Aim ▸
Select the lines that hold the word "Açúcares" and copy each one.

Dataset rows ▸
==================================================

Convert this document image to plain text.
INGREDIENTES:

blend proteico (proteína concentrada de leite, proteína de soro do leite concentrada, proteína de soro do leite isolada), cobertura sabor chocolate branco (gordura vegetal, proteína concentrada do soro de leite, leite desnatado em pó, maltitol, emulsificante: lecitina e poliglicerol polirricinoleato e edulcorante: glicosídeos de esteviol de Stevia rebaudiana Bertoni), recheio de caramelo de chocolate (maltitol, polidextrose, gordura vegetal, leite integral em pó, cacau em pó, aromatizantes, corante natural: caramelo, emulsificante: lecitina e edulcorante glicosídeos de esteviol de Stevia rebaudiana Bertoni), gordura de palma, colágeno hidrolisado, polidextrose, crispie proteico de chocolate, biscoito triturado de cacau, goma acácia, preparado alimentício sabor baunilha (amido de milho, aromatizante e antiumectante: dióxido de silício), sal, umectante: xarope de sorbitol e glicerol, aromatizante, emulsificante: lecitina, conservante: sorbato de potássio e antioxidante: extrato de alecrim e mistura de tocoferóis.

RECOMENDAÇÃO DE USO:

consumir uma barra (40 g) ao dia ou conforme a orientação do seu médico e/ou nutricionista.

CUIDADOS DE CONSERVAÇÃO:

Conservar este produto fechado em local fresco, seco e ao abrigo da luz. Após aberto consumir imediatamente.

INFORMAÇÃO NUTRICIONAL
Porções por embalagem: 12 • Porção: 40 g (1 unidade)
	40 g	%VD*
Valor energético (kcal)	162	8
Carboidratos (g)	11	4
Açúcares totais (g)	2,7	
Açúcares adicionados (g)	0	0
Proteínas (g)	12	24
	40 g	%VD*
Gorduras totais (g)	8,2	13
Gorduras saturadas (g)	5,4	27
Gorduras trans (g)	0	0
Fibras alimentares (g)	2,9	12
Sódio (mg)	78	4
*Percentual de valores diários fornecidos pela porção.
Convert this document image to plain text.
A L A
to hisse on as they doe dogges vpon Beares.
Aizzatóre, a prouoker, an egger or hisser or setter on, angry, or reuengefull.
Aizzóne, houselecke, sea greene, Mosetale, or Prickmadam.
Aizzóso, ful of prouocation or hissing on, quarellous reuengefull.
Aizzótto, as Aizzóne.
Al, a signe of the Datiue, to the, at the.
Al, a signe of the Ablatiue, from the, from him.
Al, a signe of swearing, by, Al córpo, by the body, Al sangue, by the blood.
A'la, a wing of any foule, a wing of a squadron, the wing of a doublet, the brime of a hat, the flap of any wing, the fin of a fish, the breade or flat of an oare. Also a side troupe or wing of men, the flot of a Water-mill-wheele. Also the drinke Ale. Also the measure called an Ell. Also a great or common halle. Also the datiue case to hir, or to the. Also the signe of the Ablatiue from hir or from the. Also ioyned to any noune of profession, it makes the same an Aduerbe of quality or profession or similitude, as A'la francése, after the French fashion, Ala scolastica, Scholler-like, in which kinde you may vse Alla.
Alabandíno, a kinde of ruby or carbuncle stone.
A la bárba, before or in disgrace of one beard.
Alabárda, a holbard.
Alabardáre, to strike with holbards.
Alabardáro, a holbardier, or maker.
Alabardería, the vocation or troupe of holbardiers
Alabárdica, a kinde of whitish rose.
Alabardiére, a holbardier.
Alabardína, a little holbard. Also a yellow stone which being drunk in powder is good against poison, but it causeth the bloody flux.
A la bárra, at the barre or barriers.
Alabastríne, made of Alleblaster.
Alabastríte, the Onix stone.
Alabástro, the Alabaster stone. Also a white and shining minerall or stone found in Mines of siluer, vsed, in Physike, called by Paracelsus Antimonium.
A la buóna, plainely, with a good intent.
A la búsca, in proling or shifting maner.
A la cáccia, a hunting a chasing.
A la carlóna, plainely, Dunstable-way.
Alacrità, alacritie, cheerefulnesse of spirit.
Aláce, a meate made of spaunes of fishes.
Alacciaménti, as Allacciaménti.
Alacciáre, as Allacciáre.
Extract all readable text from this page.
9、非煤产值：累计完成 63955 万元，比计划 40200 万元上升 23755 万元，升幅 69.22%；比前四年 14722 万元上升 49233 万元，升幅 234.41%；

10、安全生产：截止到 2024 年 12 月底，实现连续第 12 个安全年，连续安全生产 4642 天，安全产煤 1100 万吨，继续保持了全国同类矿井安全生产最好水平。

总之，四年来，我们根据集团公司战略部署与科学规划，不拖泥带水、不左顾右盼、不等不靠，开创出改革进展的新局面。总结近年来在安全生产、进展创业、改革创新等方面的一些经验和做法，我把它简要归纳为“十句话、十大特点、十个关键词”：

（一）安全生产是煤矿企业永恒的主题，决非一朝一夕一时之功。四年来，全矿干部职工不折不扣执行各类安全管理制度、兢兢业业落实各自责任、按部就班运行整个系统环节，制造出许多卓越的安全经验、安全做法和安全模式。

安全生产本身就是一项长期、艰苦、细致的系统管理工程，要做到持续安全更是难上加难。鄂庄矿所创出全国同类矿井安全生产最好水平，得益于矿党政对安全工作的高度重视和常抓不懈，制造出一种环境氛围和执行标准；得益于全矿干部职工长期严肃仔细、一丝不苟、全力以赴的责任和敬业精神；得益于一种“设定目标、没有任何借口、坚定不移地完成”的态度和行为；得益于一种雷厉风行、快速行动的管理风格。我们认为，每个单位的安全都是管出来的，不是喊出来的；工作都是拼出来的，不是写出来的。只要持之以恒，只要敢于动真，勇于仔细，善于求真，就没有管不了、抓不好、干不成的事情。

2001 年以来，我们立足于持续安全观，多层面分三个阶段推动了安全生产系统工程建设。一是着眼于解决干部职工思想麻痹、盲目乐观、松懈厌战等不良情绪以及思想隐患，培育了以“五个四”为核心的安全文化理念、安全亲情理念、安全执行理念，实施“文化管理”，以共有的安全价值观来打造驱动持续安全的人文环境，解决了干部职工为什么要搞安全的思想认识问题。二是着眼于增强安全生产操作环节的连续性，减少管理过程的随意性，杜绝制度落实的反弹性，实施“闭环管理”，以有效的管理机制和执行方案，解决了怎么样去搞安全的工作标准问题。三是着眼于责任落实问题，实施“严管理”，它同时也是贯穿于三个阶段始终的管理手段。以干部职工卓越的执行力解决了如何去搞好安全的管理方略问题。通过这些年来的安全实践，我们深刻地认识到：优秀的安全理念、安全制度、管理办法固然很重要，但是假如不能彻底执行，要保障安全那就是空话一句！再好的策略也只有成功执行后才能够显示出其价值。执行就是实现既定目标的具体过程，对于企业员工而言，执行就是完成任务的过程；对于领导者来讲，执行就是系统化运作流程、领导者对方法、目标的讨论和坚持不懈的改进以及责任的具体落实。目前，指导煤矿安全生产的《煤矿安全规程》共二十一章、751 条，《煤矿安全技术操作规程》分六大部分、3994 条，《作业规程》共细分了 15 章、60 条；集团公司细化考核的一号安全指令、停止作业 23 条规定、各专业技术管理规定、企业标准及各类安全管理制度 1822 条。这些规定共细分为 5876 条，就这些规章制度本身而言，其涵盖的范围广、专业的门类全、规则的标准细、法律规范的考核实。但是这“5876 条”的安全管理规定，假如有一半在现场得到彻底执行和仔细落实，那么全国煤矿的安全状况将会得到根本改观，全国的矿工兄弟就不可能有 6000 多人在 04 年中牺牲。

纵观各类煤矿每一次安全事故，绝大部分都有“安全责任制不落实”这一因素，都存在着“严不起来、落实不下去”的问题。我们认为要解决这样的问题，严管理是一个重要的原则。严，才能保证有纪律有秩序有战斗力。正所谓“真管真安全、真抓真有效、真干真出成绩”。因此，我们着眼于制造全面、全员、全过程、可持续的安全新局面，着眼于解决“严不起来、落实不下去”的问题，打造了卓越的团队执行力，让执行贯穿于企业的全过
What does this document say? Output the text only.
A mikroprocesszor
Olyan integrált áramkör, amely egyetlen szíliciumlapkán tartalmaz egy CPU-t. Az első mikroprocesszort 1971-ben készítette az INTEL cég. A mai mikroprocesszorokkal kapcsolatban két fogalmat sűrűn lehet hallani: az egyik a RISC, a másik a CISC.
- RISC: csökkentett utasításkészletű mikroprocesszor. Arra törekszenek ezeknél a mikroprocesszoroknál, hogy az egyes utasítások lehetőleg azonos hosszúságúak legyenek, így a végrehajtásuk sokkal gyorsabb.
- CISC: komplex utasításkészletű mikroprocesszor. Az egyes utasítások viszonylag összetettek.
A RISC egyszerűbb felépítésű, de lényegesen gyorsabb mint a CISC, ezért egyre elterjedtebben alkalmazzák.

==================================================

Response to the exercise ▸
Açúcares totais (g)	2,7	
Açúcares adicionados (g)	0	0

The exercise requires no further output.